Requirements:
The records that follow are to be repeated without alteration.

Extracted records:
====
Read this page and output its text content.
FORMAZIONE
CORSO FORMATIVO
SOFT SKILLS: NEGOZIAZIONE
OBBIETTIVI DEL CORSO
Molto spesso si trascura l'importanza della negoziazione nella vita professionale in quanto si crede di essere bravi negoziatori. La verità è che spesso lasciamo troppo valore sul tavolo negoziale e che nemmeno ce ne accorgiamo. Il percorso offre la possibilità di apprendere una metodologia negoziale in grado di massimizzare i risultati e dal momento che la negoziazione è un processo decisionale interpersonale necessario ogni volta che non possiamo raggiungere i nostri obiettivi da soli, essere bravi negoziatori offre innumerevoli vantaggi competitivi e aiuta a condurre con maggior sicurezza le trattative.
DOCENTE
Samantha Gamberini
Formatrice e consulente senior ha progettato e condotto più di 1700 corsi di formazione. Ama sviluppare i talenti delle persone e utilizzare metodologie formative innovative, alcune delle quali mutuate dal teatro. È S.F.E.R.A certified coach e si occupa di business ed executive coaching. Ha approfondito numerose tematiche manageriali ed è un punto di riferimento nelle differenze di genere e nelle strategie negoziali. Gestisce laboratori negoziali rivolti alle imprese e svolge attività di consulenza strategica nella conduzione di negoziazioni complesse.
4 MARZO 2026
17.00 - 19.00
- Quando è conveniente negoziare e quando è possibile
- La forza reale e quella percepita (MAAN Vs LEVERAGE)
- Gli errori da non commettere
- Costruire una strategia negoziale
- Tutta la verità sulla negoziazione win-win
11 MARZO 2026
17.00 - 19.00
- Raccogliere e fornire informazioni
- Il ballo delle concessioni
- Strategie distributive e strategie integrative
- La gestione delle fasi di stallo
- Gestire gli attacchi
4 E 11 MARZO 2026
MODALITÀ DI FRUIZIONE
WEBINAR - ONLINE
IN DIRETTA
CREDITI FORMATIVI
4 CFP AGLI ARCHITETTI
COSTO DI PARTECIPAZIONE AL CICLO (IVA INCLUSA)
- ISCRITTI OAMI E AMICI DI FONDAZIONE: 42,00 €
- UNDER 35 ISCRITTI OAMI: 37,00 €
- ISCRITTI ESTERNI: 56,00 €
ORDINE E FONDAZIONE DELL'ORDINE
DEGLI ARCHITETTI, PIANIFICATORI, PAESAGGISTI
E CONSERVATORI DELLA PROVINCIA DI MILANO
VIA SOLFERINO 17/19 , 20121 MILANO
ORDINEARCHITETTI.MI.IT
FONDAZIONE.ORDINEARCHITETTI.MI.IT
====
Correct result:
Read this page and output its text content.
FORMAZIONE
CORSO FORMATIVO
SOFT SKILLS: NEGOZIAZIONE
OBBIETTIVI DEL CORSO
Molto spesso si trascura l'importanza della negoziazione nella vita professionale in quanto si crede di essere bravi negoziatori. La verità è che spesso lasciamo troppo valore sul tavolo negoziale e che nemmeno ce ne accorgiamo. Il percorso offre la possibilità di apprendere una metodologia negoziale in grado di massimizzare i risultati e dal momento che la negoziazione è un processo decisionale interpersonale necessario ogni volta che non possiamo raggiungere i nostri obiettivi da soli, essere bravi negoziatori offre innumerevoli vantaggi competitivi e aiuta a condurre con maggior sicurezza le trattative.
DOCENTE
Samantha Gamberini
Formatrice e consulente senior ha progettato e condotto più di 1700 corsi di formazione. Ama sviluppare i talenti delle persone e utilizzare metodologie formative innovative, alcune delle quali mutuate dal teatro. È S.F.E.R.A certified coach e si occupa di business ed executive coaching. Ha approfondito numerose tematiche manageriali ed è un punto di riferimento nelle differenze di genere e nelle strategie negoziali. Gestisce laboratori negoziali rivolti alle imprese e svolge attività di consulenza strategica nella conduzione di negoziazioni complesse.
4 MARZO 2026
17.00 - 19.00
- Quando è conveniente negoziare e quando è possibile
- La forza reale e quella percepita (MAAN Vs LEVERAGE)
- Gli errori da non commettere
- Costruire una strategia negoziale
- Tutta la verità sulla negoziazione win-win
11 MARZO 2026
17.00 - 19.00
- Raccogliere e fornire informazioni
- Il ballo delle concessioni
- Strategie distributive e strategie integrative
- La gestione delle fasi di stallo
- Gestire gli attacchi
4 E 11 MARZO 2026
MODALITÀ DI FRUIZIONE
WEBINAR - ONLINE
IN DIRETTA
CREDITI FORMATIVI
4 CFP AGLI ARCHITETTI
COSTO DI PARTECIPAZIONE AL CICLO (IVA INCLUSA)
- ISCRITTI OAMI E AMICI DI FONDAZIONE: 42,00 €
- UNDER 35 ISCRITTI OAMI: 37,00 €
- ISCRITTI ESTERNI: 56,00 €
ORDINE E FONDAZIONE DELL'ORDINE
DEGLI ARCHITETTI, PIANIFICATORI, PAESAGGISTI
E CONSERVATORI DELLA PROVINCIA DI MILANO
VIA SOLFERINO 17/19 , 20121 MILANO
ORDINEARCHITETTI.MI.IT
FONDAZIONE.ORDINEARCHITETTI.MI.IT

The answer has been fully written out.